* _Objective_: Go over the entries below line by line, copying each one that contains the word "سودة".

* _Material_:
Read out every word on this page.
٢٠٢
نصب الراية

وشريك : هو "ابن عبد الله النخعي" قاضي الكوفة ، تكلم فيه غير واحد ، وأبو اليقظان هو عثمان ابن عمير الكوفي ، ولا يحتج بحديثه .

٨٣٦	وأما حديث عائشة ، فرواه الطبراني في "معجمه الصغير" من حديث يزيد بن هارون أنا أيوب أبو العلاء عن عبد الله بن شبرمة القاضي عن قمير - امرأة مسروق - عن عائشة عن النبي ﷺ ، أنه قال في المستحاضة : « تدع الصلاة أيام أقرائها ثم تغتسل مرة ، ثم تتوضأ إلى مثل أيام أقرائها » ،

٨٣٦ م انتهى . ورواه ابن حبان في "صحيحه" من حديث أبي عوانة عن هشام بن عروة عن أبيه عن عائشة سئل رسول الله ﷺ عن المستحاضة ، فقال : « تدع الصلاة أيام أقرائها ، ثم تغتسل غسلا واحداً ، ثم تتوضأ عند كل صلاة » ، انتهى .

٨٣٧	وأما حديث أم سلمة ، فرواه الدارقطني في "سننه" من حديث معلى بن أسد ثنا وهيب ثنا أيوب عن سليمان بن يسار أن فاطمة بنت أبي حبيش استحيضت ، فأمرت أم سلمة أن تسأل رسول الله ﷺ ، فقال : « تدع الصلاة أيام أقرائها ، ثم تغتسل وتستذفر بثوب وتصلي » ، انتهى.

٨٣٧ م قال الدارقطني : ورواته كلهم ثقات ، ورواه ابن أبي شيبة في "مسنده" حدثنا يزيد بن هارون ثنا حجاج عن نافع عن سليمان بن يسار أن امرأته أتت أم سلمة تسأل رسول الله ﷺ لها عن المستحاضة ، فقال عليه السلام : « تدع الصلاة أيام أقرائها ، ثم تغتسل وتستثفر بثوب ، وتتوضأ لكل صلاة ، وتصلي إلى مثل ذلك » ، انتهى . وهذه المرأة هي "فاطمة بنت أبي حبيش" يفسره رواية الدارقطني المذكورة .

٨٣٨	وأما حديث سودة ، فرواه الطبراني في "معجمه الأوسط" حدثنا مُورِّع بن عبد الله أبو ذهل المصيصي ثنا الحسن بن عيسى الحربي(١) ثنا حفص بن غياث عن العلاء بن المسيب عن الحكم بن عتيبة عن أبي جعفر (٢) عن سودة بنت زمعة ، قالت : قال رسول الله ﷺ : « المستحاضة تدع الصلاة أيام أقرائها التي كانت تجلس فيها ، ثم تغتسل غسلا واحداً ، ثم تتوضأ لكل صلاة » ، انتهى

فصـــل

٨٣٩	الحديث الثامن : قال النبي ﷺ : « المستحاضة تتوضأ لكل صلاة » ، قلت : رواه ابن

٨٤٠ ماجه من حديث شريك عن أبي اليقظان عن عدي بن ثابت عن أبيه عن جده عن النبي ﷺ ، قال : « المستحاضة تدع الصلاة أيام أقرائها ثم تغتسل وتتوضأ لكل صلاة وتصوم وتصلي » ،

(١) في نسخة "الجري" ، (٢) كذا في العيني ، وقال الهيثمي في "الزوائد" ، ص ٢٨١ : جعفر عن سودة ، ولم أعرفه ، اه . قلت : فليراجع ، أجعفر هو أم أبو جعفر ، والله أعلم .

* _Result below_:
٨٣٨	وأما حديث سودة ، فرواه الطبراني في "معجمه الأوسط" حدثنا مُورِّع بن عبد الله أبو ذهل المصيصي ثنا الحسن بن عيسى الحربي(١) ثنا حفص بن غياث عن العلاء بن المسيب عن الحكم بن عتيبة عن أبي جعفر (٢) عن سودة بنت زمعة ، قالت : قال رسول الله ﷺ : « المستحاضة تدع الصلاة أيام أقرائها التي كانت تجلس فيها ، ثم تغتسل غسلا واحداً ، ثم تتوضأ لكل صلاة » ، انتهى
(١) في نسخة "الجري" ، (٢) كذا في العيني ، وقال الهيثمي في "الزوائد" ، ص ٢٨١ : جعفر عن سودة ، ولم أعرفه ، اه . قلت : فليراجع ، أجعفر هو أم أبو جعفر ، والله أعلم .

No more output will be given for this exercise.